> WORK TO COMPLETE
Quote the records beneath, complete and exact. Leave out images.

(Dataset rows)
▶

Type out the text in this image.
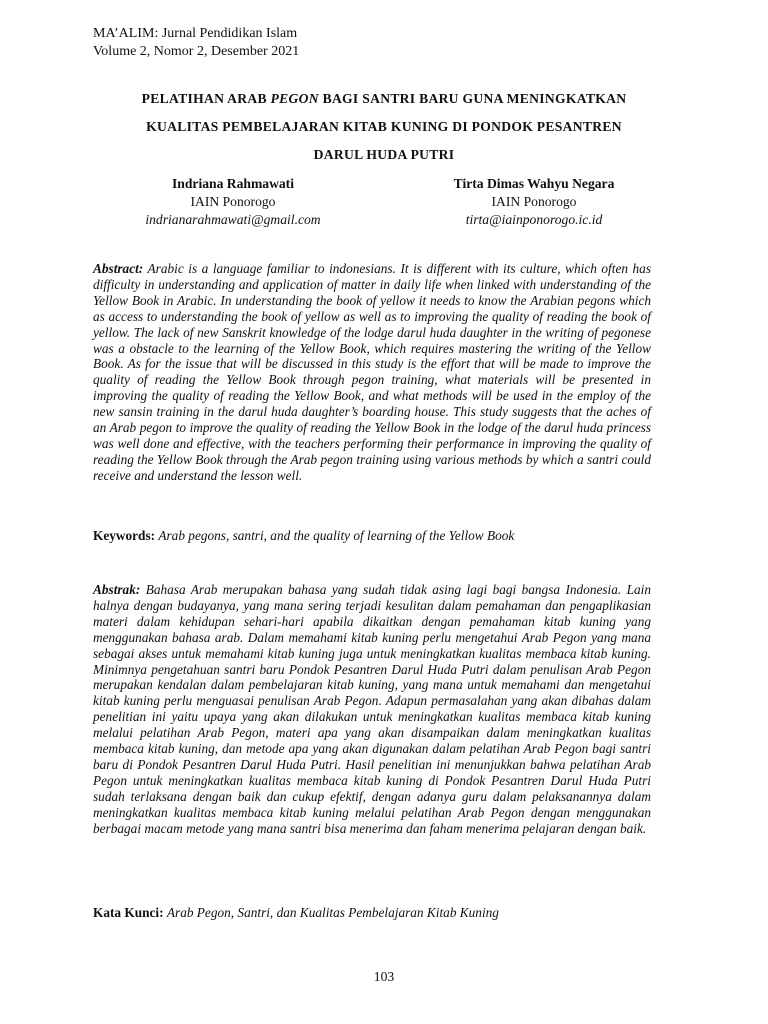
MA’ALIM: Jurnal Pendidikan Islam
Volume 2, Nomor 2, Desember 2021
PELATIHAN ARAB PEGON BAGI SANTRI BARU GUNA MENINGKATKAN
KUALITAS PEMBELAJARAN KITAB KUNING DI PONDOK PESANTREN
DARUL HUDA PUTRI
Indriana Rahmawati
IAIN Ponorogo
indrianarahmawati@gmail.com
Tirta Dimas Wahyu Negara
IAIN Ponorogo
tirta@iainponorogo.ic.id
Abstract: Arabic is a language familiar to indonesians. It is different with its culture, which often has difficulty in understanding and application of matter in daily life when linked with understanding of the Yellow Book in Arabic. In understanding the book of yellow it needs to know the Arabian pegons which as access to understanding the book of yellow as well as to improving the quality of reading the book of yellow. The lack of new Sanskrit knowledge of the lodge darul huda daughter in the writing of pegonese was a obstacle to the learning of the Yellow Book, which requires mastering the writing of the Yellow Book. As for the issue that will be discussed in this study is the effort that will be made to improve the quality of reading the Yellow Book through pegon training, what materials will be presented in improving the quality of reading the Yellow Book, and what methods will be used in the employ of the new sansin training in the darul huda daughter’s boarding house. This study suggests that the aches of an Arab pegon to improve the quality of reading the Yellow Book in the lodge of the darul huda princess was well done and effective, with the teachers performing their performance in improving the quality of reading the Yellow Book through the Arab pegon training using various methods by which a santri could receive and understand the lesson well.
Keywords: Arab pegons, santri, and the quality of learning of the Yellow Book
Abstrak: Bahasa Arab merupakan bahasa yang sudah tidak asing lagi bagi bangsa Indonesia. Lain halnya dengan budayanya, yang mana sering terjadi kesulitan dalam pemahaman dan pengaplikasian materi dalam kehidupan sehari-hari apabila dikaitkan dengan pemahaman kitab kuning yang menggunakan bahasa arab. Dalam memahami kitab kuning perlu mengetahui Arab Pegon yang mana sebagai akses untuk memahami kitab kuning juga untuk meningkatkan kualitas membaca kitab kuning. Minimnya pengetahuan santri baru Pondok Pesantren Darul Huda Putri dalam penulisan Arab Pegon merupakan kendalan dalam pembelajaran kitab kuning, yang mana untuk memahami dan mengetahui kitab kuning perlu menguasai penulisan Arab Pegon. Adapun permasalahan yang akan dibahas dalam penelitian ini yaitu upaya yang akan dilakukan untuk meningkatkan kualitas membaca kitab kuning melalui pelatihan Arab Pegon, materi apa yang akan disampaikan dalam meningkatkan kualitas membaca kitab kuning, dan metode apa yang akan digunakan dalam pelatihan Arab Pegon bagi santri baru di Pondok Pesantren Darul Huda Putri. Hasil penelitian ini menunjukkan bahwa pelatihan Arab Pegon untuk meningkatkan kualitas membaca kitab kuning di Pondok Pesantren Darul Huda Putri sudah terlaksana dengan baik dan cukup efektif, dengan adanya guru dalam pelaksanannya dalam meningkatkan kualitas membaca kitab kuning melalui pelatihan Arab Pegon dengan menggunakan berbagai macam metode yang mana santri bisa menerima dan faham menerima pelajaran dengan baik.
Kata Kunci: Arab Pegon, Santri, dan Kualitas Pembelajaran Kitab Kuning
103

◀

> RESULT OF THE EXERCISE
Type out the text in this image.
MA’ALIM: Jurnal Pendidikan Islam
Volume 2, Nomor 2, Desember 2021
PELATIHAN ARAB PEGON BAGI SANTRI BARU GUNA MENINGKATKAN
KUALITAS PEMBELAJARAN KITAB KUNING DI PONDOK PESANTREN
DARUL HUDA PUTRI
Indriana Rahmawati
IAIN Ponorogo
indrianarahmawati@gmail.com
Tirta Dimas Wahyu Negara
IAIN Ponorogo
tirta@iainponorogo.ic.id
Abstract: Arabic is a language familiar to indonesians. It is different with its culture, which often has difficulty in understanding and application of matter in daily life when linked with understanding of the Yellow Book in Arabic. In understanding the book of yellow it needs to know the Arabian pegons which as access to understanding the book of yellow as well as to improving the quality of reading the book of yellow. The lack of new Sanskrit knowledge of the lodge darul huda daughter in the writing of pegonese was a obstacle to the learning of the Yellow Book, which requires mastering the writing of the Yellow Book. As for the issue that will be discussed in this study is the effort that will be made to improve the quality of reading the Yellow Book through pegon training, what materials will be presented in improving the quality of reading the Yellow Book, and what methods will be used in the employ of the new sansin training in the darul huda daughter’s boarding house. This study suggests that the aches of an Arab pegon to improve the quality of reading the Yellow Book in the lodge of the darul huda princess was well done and effective, with the teachers performing their performance in improving the quality of reading the Yellow Book through the Arab pegon training using various methods by which a santri could receive and understand the lesson well.
Keywords: Arab pegons, santri, and the quality of learning of the Yellow Book
Abstrak: Bahasa Arab merupakan bahasa yang sudah tidak asing lagi bagi bangsa Indonesia. Lain halnya dengan budayanya, yang mana sering terjadi kesulitan dalam pemahaman dan pengaplikasian materi dalam kehidupan sehari-hari apabila dikaitkan dengan pemahaman kitab kuning yang menggunakan bahasa arab. Dalam memahami kitab kuning perlu mengetahui Arab Pegon yang mana sebagai akses untuk memahami kitab kuning juga untuk meningkatkan kualitas membaca kitab kuning. Minimnya pengetahuan santri baru Pondok Pesantren Darul Huda Putri dalam penulisan Arab Pegon merupakan kendalan dalam pembelajaran kitab kuning, yang mana untuk memahami dan mengetahui kitab kuning perlu menguasai penulisan Arab Pegon. Adapun permasalahan yang akan dibahas dalam penelitian ini yaitu upaya yang akan dilakukan untuk meningkatkan kualitas membaca kitab kuning melalui pelatihan Arab Pegon, materi apa yang akan disampaikan dalam meningkatkan kualitas membaca kitab kuning, dan metode apa yang akan digunakan dalam pelatihan Arab Pegon bagi santri baru di Pondok Pesantren Darul Huda Putri. Hasil penelitian ini menunjukkan bahwa pelatihan Arab Pegon untuk meningkatkan kualitas membaca kitab kuning di Pondok Pesantren Darul Huda Putri sudah terlaksana dengan baik dan cukup efektif, dengan adanya guru dalam pelaksanannya dalam meningkatkan kualitas membaca kitab kuning melalui pelatihan Arab Pegon dengan menggunakan berbagai macam metode yang mana santri bisa menerima dan faham menerima pelajaran dengan baik.
Kata Kunci: Arab Pegon, Santri, dan Kualitas Pembelajaran Kitab Kuning
103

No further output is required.